[Data excerpts]
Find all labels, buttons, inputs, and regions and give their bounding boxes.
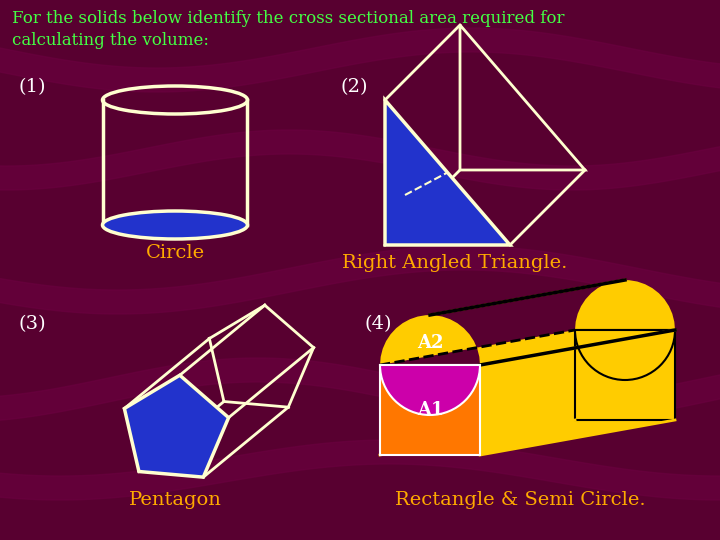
Wedge shape [380, 365, 480, 415]
Text: A1: A1 [417, 401, 444, 419]
Polygon shape [380, 280, 675, 365]
FancyBboxPatch shape [380, 365, 480, 455]
Polygon shape [385, 100, 510, 245]
Ellipse shape [102, 211, 248, 239]
Polygon shape [125, 375, 228, 477]
Polygon shape [380, 420, 675, 455]
Text: (4): (4) [365, 315, 392, 333]
Text: Circle: Circle [145, 244, 204, 262]
Wedge shape [575, 330, 675, 380]
Polygon shape [480, 330, 675, 455]
Text: (3): (3) [18, 315, 45, 333]
Text: Pentagon: Pentagon [129, 491, 222, 509]
Text: A2: A2 [417, 334, 444, 352]
Text: Rectangle & Semi Circle.: Rectangle & Semi Circle. [395, 491, 645, 509]
FancyBboxPatch shape [575, 330, 675, 420]
Text: (2): (2) [340, 78, 367, 96]
Text: For the solids below identify the cross sectional area required for: For the solids below identify the cross … [12, 10, 564, 27]
Text: Right Angled Triangle.: Right Angled Triangle. [342, 254, 567, 272]
Text: calculating the volume:: calculating the volume: [12, 32, 209, 49]
Text: (1): (1) [18, 78, 45, 96]
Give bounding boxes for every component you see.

[Work to do]
Reproduce, character for character, the stretch of the records from the line containing "Wedge shape [380, 365, 480, 415]" through the line containing "Text: Right Angled", including both of those lines.

[Answer to the exercise]
Wedge shape [380, 365, 480, 415]
Text: A1: A1 [417, 401, 444, 419]
Polygon shape [380, 280, 675, 365]
FancyBboxPatch shape [380, 365, 480, 455]
Polygon shape [385, 100, 510, 245]
Ellipse shape [102, 211, 248, 239]
Polygon shape [125, 375, 228, 477]
Polygon shape [380, 420, 675, 455]
Text: (4): (4) [365, 315, 392, 333]
Text: Circle: Circle [145, 244, 204, 262]
Wedge shape [575, 330, 675, 380]
Polygon shape [480, 330, 675, 455]
Text: (3): (3) [18, 315, 45, 333]
Text: Pentagon: Pentagon [129, 491, 222, 509]
Text: A2: A2 [417, 334, 444, 352]
Text: Rectangle & Semi Circle.: Rectangle & Semi Circle. [395, 491, 645, 509]
FancyBboxPatch shape [575, 330, 675, 420]
Text: (2): (2) [340, 78, 367, 96]
Text: For the solids below identify the cross sectional area required for: For the solids below identify the cross … [12, 10, 564, 27]
Text: Right Angled Triangle.: Right Angled Triangle. [342, 254, 567, 272]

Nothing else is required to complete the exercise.